(指示と要件) 以下の項目の「volume-bar」をすべて「vol-bar」に置き換え、ほかは一切変えずに書き直してください。

データセットの項目
--------------------

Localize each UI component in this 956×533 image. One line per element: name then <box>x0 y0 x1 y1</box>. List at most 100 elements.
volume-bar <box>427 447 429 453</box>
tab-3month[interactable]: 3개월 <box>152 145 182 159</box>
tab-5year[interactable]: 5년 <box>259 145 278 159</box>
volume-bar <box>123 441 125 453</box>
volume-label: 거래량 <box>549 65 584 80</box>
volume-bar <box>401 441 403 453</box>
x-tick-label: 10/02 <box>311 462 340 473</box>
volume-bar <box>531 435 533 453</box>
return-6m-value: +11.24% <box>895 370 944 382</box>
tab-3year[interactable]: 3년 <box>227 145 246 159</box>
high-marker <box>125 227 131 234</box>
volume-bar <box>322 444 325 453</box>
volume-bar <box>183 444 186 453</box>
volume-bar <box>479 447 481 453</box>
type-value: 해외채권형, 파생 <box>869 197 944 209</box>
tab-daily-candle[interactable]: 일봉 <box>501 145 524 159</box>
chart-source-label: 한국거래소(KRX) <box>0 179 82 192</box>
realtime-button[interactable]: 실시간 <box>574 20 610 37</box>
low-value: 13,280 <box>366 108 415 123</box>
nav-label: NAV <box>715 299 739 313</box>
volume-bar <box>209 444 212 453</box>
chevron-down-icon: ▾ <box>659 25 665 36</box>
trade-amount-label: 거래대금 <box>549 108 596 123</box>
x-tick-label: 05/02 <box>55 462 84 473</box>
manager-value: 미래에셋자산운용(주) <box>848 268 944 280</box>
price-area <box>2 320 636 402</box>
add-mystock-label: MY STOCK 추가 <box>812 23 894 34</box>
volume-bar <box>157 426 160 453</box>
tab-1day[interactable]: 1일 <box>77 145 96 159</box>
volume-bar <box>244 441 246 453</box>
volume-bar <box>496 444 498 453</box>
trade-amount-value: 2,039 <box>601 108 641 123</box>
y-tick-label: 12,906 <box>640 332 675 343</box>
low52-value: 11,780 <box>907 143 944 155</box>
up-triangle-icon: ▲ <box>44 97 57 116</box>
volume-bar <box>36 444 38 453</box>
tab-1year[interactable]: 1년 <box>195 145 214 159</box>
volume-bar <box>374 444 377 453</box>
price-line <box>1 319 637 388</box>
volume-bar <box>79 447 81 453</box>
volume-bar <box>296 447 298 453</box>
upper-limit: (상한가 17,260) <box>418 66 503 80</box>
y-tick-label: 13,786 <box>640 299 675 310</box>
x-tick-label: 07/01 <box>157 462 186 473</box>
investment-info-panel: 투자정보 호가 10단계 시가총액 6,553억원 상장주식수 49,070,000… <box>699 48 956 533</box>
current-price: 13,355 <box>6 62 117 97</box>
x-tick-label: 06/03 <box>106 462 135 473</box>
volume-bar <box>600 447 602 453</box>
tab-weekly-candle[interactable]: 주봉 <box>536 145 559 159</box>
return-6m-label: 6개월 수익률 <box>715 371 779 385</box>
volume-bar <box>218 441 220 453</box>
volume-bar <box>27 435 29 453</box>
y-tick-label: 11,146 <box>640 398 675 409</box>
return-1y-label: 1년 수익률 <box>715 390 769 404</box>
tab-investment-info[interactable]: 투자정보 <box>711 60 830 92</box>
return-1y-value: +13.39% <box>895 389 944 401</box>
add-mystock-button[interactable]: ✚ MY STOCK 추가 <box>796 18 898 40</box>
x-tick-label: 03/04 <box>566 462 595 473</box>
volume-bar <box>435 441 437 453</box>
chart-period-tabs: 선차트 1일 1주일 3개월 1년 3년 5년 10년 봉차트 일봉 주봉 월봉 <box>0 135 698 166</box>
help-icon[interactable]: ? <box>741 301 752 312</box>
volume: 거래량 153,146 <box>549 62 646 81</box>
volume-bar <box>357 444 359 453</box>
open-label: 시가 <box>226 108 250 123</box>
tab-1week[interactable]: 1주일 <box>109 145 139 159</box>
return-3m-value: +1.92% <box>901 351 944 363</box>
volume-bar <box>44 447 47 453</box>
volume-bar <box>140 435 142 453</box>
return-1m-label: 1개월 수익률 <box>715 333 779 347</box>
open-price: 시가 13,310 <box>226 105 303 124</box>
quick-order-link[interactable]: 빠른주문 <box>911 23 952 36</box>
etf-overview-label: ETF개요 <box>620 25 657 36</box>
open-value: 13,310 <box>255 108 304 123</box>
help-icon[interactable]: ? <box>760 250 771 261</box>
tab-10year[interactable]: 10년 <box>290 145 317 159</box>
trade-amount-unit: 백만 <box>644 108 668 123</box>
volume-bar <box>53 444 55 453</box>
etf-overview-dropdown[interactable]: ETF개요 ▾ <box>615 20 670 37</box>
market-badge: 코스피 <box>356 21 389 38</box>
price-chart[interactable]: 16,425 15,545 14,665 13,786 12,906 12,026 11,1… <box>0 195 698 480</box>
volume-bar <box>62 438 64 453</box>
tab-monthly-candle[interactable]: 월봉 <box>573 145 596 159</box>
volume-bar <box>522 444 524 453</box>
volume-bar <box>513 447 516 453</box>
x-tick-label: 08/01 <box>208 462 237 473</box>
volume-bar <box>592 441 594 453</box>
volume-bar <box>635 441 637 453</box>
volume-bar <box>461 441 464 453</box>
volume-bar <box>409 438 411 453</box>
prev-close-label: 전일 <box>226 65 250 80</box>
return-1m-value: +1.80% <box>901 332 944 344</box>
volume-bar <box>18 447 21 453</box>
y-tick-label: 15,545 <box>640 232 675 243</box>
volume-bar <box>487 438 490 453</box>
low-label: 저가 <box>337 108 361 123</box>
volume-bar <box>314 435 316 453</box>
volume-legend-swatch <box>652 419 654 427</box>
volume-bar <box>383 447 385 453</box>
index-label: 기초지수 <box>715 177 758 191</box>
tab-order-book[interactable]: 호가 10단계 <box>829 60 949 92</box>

--------------------

(以下に出力)
Localize each UI component in this 956×533 image. One line per element: name then <box>x0 y0 x1 y1</box>. List at most 100 elements.
vol-bar <box>427 447 429 453</box>
tab-3month[interactable]: 3개월 <box>152 145 182 159</box>
tab-5year[interactable]: 5년 <box>259 145 278 159</box>
vol-bar <box>123 441 125 453</box>
volume-label: 거래량 <box>549 65 584 80</box>
vol-bar <box>401 441 403 453</box>
x-tick-label: 10/02 <box>311 462 340 473</box>
vol-bar <box>531 435 533 453</box>
return-6m-value: +11.24% <box>895 370 944 382</box>
tab-3year[interactable]: 3년 <box>227 145 246 159</box>
high-marker <box>125 227 131 234</box>
vol-bar <box>322 444 325 453</box>
vol-bar <box>183 444 186 453</box>
vol-bar <box>479 447 481 453</box>
type-value: 해외채권형, 파생 <box>869 197 944 209</box>
tab-daily-candle[interactable]: 일봉 <box>501 145 524 159</box>
chart-source-label: 한국거래소(KRX) <box>0 179 82 192</box>
realtime-button[interactable]: 실시간 <box>574 20 610 37</box>
low-value: 13,280 <box>366 108 415 123</box>
nav-label: NAV <box>715 299 739 313</box>
vol-bar <box>209 444 212 453</box>
chevron-down-icon: ▾ <box>659 25 665 36</box>
trade-amount-label: 거래대금 <box>549 108 596 123</box>
x-tick-label: 05/02 <box>55 462 84 473</box>
manager-value: 미래에셋자산운용(주) <box>848 268 944 280</box>
price-area <box>2 320 636 402</box>
add-mystock-label: MY STOCK 추가 <box>812 23 894 34</box>
vol-bar <box>157 426 160 453</box>
tab-1day[interactable]: 1일 <box>77 145 96 159</box>
vol-bar <box>244 441 246 453</box>
vol-bar <box>496 444 498 453</box>
trade-amount-value: 2,039 <box>601 108 641 123</box>
y-tick-label: 12,906 <box>640 332 675 343</box>
low52-value: 11,780 <box>907 143 944 155</box>
up-triangle-icon: ▲ <box>44 97 57 116</box>
vol-bar <box>36 444 38 453</box>
tab-1year[interactable]: 1년 <box>195 145 214 159</box>
vol-bar <box>374 444 377 453</box>
price-line <box>1 319 637 388</box>
vol-bar <box>79 447 81 453</box>
vol-bar <box>296 447 298 453</box>
upper-limit: (상한가 17,260) <box>418 66 503 80</box>
y-tick-label: 13,786 <box>640 299 675 310</box>
x-tick-label: 07/01 <box>157 462 186 473</box>
investment-info-panel: 투자정보 호가 10단계 시가총액 6,553억원 상장주식수 49,070,000… <box>699 48 956 533</box>
current-price: 13,355 <box>6 62 117 97</box>
x-tick-label: 06/03 <box>106 462 135 473</box>
vol-bar <box>600 447 602 453</box>
tab-weekly-candle[interactable]: 주봉 <box>536 145 559 159</box>
return-6m-label: 6개월 수익률 <box>715 371 779 385</box>
vol-bar <box>218 441 220 453</box>
vol-bar <box>27 435 29 453</box>
y-tick-label: 11,146 <box>640 398 675 409</box>
return-1y-label: 1년 수익률 <box>715 390 769 404</box>
tab-investment-info[interactable]: 투자정보 <box>711 60 830 92</box>
return-1y-value: +13.39% <box>895 389 944 401</box>
add-mystock-button[interactable]: ✚ MY STOCK 추가 <box>796 18 898 40</box>
x-tick-label: 03/04 <box>566 462 595 473</box>
vol-bar <box>435 441 437 453</box>
chart-period-tabs: 선차트 1일 1주일 3개월 1년 3년 5년 10년 봉차트 일봉 주봉 월봉 <box>0 135 698 166</box>
help-icon[interactable]: ? <box>741 301 752 312</box>
volume: 거래량 153,146 <box>549 62 646 81</box>
vol-bar <box>357 444 359 453</box>
open-label: 시가 <box>226 108 250 123</box>
tab-1week[interactable]: 1주일 <box>109 145 139 159</box>
return-3m-value: +1.92% <box>901 351 944 363</box>
vol-bar <box>44 447 47 453</box>
vol-bar <box>140 435 142 453</box>
return-1m-label: 1개월 수익률 <box>715 333 779 347</box>
open-price: 시가 13,310 <box>226 105 303 124</box>
quick-order-link[interactable]: 빠른주문 <box>911 23 952 36</box>
etf-overview-label: ETF개요 <box>620 25 657 36</box>
open-value: 13,310 <box>255 108 304 123</box>
help-icon[interactable]: ? <box>760 250 771 261</box>
tab-10year[interactable]: 10년 <box>290 145 317 159</box>
trade-amount-unit: 백만 <box>644 108 668 123</box>
vol-bar <box>53 444 55 453</box>
etf-overview-dropdown[interactable]: ETF개요 ▾ <box>615 20 670 37</box>
market-badge: 코스피 <box>356 21 389 38</box>
price-chart[interactable]: 16,425 15,545 14,665 13,786 12,906 12,026 11,1… <box>0 195 698 480</box>
vol-bar <box>62 438 64 453</box>
tab-monthly-candle[interactable]: 월봉 <box>573 145 596 159</box>
vol-bar <box>522 444 524 453</box>
vol-bar <box>513 447 516 453</box>
x-tick-label: 08/01 <box>208 462 237 473</box>
vol-bar <box>592 441 594 453</box>
vol-bar <box>635 441 637 453</box>
vol-bar <box>461 441 464 453</box>
vol-bar <box>409 438 411 453</box>
prev-close-label: 전일 <box>226 65 250 80</box>
return-1m-value: +1.80% <box>901 332 944 344</box>
vol-bar <box>18 447 21 453</box>
y-tick-label: 15,545 <box>640 232 675 243</box>
vol-bar <box>487 438 490 453</box>
low-label: 저가 <box>337 108 361 123</box>
vol-bar <box>314 435 316 453</box>
volume-legend-swatch <box>652 419 654 427</box>
vol-bar <box>383 447 385 453</box>
index-label: 기초지수 <box>715 177 758 191</box>
tab-order-book[interactable]: 호가 10단계 <box>829 60 949 92</box>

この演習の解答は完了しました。